— START Data for the task —

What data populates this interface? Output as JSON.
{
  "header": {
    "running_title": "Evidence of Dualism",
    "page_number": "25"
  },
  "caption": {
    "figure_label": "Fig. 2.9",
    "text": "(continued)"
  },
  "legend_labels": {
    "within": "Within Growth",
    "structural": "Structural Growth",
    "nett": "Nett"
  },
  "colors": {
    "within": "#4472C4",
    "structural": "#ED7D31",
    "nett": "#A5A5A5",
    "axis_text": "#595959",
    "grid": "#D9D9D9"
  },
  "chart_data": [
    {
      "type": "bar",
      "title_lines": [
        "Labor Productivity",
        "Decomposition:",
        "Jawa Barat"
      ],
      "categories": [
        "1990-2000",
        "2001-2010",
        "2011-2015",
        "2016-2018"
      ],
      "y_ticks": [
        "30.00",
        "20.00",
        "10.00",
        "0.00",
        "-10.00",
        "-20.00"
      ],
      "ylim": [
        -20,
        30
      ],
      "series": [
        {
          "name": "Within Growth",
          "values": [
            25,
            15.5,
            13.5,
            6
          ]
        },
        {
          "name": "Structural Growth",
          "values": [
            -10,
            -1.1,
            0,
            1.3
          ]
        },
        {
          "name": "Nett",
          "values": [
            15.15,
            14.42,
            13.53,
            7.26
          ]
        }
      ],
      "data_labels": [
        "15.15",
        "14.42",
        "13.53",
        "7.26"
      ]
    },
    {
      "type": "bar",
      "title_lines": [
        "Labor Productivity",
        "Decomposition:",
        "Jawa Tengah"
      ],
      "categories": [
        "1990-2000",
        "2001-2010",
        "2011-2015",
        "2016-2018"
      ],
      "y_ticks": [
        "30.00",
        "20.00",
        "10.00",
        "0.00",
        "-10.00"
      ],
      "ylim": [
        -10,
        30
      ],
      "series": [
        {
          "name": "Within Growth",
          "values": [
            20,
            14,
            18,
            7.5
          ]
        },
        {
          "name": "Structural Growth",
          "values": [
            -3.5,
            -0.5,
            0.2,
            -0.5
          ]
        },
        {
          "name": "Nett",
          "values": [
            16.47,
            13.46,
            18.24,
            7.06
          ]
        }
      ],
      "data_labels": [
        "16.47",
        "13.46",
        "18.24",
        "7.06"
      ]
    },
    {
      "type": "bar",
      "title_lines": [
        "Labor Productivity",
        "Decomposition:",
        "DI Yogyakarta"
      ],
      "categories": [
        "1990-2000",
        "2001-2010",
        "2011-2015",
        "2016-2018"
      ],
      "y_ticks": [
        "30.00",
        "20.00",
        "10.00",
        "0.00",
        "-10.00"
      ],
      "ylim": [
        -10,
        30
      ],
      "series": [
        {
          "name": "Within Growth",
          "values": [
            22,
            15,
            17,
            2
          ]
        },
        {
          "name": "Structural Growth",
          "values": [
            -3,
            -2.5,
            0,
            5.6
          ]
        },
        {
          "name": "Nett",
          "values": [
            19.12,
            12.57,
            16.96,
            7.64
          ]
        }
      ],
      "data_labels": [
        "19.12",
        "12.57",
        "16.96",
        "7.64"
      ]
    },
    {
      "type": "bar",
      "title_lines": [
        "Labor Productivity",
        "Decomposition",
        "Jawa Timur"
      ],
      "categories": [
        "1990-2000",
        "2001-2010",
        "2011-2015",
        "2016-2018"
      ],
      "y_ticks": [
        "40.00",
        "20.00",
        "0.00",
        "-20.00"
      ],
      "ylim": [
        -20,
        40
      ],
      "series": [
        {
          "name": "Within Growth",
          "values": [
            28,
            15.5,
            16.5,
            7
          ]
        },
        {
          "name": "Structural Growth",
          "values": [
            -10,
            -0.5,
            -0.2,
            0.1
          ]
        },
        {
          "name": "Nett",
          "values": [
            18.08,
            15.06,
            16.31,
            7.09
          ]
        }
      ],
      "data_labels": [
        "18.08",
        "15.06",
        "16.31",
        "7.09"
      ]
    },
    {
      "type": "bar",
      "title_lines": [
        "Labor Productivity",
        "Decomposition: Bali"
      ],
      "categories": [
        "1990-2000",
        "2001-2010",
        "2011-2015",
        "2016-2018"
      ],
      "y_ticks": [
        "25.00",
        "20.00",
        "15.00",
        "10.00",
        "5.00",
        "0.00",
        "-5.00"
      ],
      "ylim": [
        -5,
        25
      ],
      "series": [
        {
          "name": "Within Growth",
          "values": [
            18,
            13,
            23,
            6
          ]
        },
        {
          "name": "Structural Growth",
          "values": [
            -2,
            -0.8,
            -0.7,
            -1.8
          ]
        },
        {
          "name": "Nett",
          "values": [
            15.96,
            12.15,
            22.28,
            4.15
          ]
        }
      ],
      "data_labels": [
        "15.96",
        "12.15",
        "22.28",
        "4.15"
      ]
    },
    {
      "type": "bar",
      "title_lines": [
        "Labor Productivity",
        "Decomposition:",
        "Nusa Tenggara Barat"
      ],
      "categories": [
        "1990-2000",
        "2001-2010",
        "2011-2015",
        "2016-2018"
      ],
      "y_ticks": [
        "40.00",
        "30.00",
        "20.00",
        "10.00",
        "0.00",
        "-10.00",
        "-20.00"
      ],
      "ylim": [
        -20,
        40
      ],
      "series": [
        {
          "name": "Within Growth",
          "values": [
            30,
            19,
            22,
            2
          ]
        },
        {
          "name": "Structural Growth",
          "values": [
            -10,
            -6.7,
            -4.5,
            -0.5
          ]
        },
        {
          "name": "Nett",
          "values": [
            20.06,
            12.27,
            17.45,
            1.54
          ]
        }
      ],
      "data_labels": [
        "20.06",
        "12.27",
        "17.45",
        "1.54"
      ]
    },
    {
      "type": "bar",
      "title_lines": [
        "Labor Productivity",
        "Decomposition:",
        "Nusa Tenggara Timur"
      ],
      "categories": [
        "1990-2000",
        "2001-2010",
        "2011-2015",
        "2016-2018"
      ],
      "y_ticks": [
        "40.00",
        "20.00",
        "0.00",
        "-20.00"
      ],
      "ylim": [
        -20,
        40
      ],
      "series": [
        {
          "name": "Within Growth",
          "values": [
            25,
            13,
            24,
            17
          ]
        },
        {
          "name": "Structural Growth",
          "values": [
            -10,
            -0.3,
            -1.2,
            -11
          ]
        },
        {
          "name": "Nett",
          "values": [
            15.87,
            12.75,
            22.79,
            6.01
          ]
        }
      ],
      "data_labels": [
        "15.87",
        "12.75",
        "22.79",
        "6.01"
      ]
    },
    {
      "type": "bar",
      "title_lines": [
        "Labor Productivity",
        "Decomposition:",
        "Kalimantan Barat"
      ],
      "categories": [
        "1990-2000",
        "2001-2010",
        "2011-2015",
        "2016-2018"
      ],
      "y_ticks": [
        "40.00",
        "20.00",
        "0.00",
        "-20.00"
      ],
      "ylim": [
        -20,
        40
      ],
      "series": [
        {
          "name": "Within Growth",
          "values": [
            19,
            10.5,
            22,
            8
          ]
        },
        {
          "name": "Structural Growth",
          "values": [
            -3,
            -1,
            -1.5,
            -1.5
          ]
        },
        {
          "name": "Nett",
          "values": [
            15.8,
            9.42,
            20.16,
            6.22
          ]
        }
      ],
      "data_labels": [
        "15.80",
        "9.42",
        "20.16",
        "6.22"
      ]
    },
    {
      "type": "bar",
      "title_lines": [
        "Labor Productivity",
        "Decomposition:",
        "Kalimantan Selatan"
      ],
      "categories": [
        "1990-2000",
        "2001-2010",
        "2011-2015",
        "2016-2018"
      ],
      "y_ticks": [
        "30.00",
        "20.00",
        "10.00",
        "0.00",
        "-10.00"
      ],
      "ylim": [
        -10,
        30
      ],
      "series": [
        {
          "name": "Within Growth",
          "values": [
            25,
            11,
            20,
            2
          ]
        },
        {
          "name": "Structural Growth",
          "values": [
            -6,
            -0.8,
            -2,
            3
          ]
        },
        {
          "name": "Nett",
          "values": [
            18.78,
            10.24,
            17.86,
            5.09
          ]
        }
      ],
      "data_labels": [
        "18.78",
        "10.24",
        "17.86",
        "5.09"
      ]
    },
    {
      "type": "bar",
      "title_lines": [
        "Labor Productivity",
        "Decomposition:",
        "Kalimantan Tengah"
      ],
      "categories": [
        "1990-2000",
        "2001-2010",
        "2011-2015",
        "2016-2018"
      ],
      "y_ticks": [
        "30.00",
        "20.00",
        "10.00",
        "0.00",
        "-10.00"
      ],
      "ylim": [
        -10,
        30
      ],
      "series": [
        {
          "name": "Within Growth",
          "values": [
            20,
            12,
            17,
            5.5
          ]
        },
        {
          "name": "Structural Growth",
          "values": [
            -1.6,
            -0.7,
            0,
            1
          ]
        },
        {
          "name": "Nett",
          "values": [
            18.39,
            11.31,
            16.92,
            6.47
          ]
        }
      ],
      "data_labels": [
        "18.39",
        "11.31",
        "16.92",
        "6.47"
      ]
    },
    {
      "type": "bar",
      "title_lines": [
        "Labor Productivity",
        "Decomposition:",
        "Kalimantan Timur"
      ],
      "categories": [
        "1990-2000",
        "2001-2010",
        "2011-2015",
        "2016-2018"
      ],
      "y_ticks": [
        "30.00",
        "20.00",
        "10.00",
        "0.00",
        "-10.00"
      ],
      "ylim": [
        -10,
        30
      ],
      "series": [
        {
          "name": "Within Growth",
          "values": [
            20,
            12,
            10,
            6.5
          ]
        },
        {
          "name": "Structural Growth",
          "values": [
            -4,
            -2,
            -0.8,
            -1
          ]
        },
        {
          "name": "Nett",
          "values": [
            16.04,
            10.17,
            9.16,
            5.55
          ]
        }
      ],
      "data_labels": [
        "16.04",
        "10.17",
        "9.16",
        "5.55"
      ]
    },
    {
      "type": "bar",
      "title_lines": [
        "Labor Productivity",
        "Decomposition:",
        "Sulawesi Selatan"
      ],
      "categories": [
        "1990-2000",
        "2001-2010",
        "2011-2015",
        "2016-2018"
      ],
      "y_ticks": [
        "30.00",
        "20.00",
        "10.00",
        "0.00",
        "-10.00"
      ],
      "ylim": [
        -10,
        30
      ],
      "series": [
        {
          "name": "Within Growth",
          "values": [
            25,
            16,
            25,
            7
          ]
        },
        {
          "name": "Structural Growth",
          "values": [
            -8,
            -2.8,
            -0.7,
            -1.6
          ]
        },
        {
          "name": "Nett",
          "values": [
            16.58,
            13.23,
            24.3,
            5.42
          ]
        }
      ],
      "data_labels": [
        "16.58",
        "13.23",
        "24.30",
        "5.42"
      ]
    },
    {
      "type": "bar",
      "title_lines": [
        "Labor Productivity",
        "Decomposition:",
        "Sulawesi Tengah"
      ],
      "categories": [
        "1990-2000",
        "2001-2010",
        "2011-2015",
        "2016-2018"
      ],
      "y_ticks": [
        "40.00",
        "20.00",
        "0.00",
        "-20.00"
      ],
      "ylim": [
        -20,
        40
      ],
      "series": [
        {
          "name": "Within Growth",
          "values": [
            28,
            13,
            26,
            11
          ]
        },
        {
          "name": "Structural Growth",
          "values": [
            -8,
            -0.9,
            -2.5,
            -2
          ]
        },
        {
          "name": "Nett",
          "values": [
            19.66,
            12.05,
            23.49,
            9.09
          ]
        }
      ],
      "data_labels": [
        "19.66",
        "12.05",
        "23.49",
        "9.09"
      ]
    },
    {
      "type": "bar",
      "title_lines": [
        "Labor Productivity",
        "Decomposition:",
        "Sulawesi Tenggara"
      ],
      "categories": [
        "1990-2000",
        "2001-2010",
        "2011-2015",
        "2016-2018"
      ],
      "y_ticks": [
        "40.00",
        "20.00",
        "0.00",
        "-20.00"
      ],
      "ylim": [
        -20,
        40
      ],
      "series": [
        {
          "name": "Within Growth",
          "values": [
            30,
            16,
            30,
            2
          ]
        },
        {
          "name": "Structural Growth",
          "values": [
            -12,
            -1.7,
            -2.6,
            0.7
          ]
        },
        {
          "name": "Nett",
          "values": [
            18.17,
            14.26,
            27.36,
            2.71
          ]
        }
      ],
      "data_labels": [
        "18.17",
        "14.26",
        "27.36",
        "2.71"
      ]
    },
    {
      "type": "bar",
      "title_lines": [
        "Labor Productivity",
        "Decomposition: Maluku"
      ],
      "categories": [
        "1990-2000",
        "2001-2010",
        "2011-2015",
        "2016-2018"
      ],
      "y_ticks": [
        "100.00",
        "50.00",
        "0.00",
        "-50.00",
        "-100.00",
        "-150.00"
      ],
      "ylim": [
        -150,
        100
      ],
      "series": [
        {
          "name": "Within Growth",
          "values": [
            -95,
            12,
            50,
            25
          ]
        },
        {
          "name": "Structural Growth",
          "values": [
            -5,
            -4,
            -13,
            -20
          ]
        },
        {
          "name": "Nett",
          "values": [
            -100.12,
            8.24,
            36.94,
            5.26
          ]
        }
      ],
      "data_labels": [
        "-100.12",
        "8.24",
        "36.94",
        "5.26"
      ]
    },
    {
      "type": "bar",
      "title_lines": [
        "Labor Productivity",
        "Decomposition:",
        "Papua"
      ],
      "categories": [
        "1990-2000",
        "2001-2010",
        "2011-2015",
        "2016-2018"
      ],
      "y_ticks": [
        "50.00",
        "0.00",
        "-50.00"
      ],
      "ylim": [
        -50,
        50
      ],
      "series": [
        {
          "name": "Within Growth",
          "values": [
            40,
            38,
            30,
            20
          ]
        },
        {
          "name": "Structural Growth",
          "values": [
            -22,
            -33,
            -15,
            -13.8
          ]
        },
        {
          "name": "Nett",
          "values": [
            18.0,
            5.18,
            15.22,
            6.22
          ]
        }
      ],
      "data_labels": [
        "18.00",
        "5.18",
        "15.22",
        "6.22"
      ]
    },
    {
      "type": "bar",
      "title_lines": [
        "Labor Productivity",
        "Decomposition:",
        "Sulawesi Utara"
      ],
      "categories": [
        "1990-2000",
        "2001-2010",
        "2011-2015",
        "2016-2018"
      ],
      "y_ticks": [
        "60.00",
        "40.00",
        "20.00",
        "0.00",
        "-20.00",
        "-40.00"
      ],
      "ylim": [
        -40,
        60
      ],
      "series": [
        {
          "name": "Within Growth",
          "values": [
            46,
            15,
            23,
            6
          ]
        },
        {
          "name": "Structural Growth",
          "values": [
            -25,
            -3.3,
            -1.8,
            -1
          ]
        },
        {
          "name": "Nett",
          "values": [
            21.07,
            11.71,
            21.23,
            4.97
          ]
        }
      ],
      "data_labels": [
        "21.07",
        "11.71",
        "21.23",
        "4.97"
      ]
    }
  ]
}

— END Data for the task —

Given problem: Select the lines in this material that hold the word "Tengah", leaving none out.

The result:
        "Jawa Tengah"
        "Kalimantan Tengah"
        "Sulawesi Tengah"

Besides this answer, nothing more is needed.